Repeat the listing in full. Nothing may be added or left out.
______
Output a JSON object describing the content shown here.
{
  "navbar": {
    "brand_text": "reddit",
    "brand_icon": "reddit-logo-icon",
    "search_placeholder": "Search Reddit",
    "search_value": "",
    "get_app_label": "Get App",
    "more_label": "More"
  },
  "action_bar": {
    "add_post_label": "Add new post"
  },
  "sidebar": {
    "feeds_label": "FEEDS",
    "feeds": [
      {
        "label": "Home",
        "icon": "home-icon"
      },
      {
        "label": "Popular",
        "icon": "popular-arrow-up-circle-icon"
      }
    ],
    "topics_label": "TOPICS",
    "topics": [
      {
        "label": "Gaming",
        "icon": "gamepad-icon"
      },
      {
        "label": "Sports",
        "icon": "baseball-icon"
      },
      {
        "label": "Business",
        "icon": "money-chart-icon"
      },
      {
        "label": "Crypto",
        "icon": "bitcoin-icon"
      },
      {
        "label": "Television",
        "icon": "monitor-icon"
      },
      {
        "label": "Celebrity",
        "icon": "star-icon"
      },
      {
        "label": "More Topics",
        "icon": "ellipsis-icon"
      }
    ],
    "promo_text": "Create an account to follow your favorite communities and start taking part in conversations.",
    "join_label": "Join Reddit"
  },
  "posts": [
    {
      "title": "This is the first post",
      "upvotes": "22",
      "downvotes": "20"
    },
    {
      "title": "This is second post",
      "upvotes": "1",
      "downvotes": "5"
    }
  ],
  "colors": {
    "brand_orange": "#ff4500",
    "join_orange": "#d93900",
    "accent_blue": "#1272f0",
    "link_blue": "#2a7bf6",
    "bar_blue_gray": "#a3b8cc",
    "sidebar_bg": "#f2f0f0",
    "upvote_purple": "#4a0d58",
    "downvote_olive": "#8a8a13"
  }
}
______
■ Correct result ■
Output a JSON object describing the content shown here.
{
  "navbar": {
    "brand_text": "reddit",
    "brand_icon": "reddit-logo-icon",
    "search_placeholder": "Search Reddit",
    "search_value": "",
    "get_app_label": "Get App",
    "more_label": "More"
  },
  "action_bar": {
    "add_post_label": "Add new post"
  },
  "sidebar": {
    "feeds_label": "FEEDS",
    "feeds": [
      {
        "label": "Home",
        "icon": "home-icon"
      },
      {
        "label": "Popular",
        "icon": "popular-arrow-up-circle-icon"
      }
    ],
    "topics_label": "TOPICS",
    "topics": [
      {
        "label": "Gaming",
        "icon": "gamepad-icon"
      },
      {
        "label": "Sports",
        "icon": "baseball-icon"
      },
      {
        "label": "Business",
        "icon": "money-chart-icon"
      },
      {
        "label": "Crypto",
        "icon": "bitcoin-icon"
      },
      {
        "label": "Television",
        "icon": "monitor-icon"
      },
      {
        "label": "Celebrity",
        "icon": "star-icon"
      },
      {
        "label": "More Topics",
        "icon": "ellipsis-icon"
      }
    ],
    "promo_text": "Create an account to follow your favorite communities and start taking part in conversations.",
    "join_label": "Join Reddit"
  },
  "posts": [
    {
      "title": "This is the first post",
      "upvotes": "22",
      "downvotes": "20"
    },
    {
      "title": "This is second post",
      "upvotes": "1",
      "downvotes": "5"
    }
  ],
  "colors": {
    "brand_orange": "#ff4500",
    "join_orange": "#d93900",
    "accent_blue": "#1272f0",
    "link_blue": "#2a7bf6",
    "bar_blue_gray": "#a3b8cc",
    "sidebar_bg": "#f2f0f0",
    "upvote_purple": "#4a0d58",
    "downvote_olive": "#8a8a13"
  }
}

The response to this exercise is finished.